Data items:
·····

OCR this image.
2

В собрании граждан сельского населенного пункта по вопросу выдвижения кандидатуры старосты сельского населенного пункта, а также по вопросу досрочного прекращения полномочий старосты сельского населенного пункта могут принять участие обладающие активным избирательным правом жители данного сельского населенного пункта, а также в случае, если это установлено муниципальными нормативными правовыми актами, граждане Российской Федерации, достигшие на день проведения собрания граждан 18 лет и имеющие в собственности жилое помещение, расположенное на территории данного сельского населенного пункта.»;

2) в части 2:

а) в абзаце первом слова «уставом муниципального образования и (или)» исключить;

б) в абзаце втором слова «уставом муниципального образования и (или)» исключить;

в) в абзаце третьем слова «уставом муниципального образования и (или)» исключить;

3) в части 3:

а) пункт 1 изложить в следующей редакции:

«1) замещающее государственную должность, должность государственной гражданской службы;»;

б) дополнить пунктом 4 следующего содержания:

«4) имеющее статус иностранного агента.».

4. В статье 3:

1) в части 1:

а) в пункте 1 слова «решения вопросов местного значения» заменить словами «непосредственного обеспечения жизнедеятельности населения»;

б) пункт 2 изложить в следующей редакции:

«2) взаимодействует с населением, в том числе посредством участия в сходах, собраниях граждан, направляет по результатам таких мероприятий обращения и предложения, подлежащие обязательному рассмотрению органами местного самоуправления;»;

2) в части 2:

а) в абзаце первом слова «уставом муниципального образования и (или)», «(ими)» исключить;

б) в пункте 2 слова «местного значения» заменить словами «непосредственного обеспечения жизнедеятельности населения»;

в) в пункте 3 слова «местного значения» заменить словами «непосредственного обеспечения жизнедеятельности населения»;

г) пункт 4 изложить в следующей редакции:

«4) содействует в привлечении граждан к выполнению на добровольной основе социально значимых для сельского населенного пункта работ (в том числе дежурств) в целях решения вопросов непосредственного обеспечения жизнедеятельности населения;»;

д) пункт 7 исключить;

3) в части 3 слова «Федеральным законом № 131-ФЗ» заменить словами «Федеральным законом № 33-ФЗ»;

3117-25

·····

REQUIRED TASK → Restate the data above word for word, please.

TASK ANSWER →
OCR this image.
2

В собрании граждан сельского населенного пункта по вопросу выдвижения кандидатуры старосты сельского населенного пункта, а также по вопросу досрочного прекращения полномочий старосты сельского населенного пункта могут принять участие обладающие активным избирательным правом жители данного сельского населенного пункта, а также в случае, если это установлено муниципальными нормативными правовыми актами, граждане Российской Федерации, достигшие на день проведения собрания граждан 18 лет и имеющие в собственности жилое помещение, расположенное на территории данного сельского населенного пункта.»;

2) в части 2:

а) в абзаце первом слова «уставом муниципального образования и (или)» исключить;

б) в абзаце втором слова «уставом муниципального образования и (или)» исключить;

в) в абзаце третьем слова «уставом муниципального образования и (или)» исключить;

3) в части 3:

а) пункт 1 изложить в следующей редакции:

«1) замещающее государственную должность, должность государственной гражданской службы;»;

б) дополнить пунктом 4 следующего содержания:

«4) имеющее статус иностранного агента.».

4. В статье 3:

1) в части 1:

а) в пункте 1 слова «решения вопросов местного значения» заменить словами «непосредственного обеспечения жизнедеятельности населения»;

б) пункт 2 изложить в следующей редакции:

«2) взаимодействует с населением, в том числе посредством участия в сходах, собраниях граждан, направляет по результатам таких мероприятий обращения и предложения, подлежащие обязательному рассмотрению органами местного самоуправления;»;

2) в части 2:

а) в абзаце первом слова «уставом муниципального образования и (или)», «(ими)» исключить;

б) в пункте 2 слова «местного значения» заменить словами «непосредственного обеспечения жизнедеятельности населения»;

в) в пункте 3 слова «местного значения» заменить словами «непосредственного обеспечения жизнедеятельности населения»;

г) пункт 4 изложить в следующей редакции:

«4) содействует в привлечении граждан к выполнению на добровольной основе социально значимых для сельского населенного пункта работ (в том числе дежурств) в целях решения вопросов непосредственного обеспечения жизнедеятельности населения;»;

д) пункт 7 исключить;

3) в части 3 слова «Федеральным законом № 131-ФЗ» заменить словами «Федеральным законом № 33-ФЗ»;

3117-25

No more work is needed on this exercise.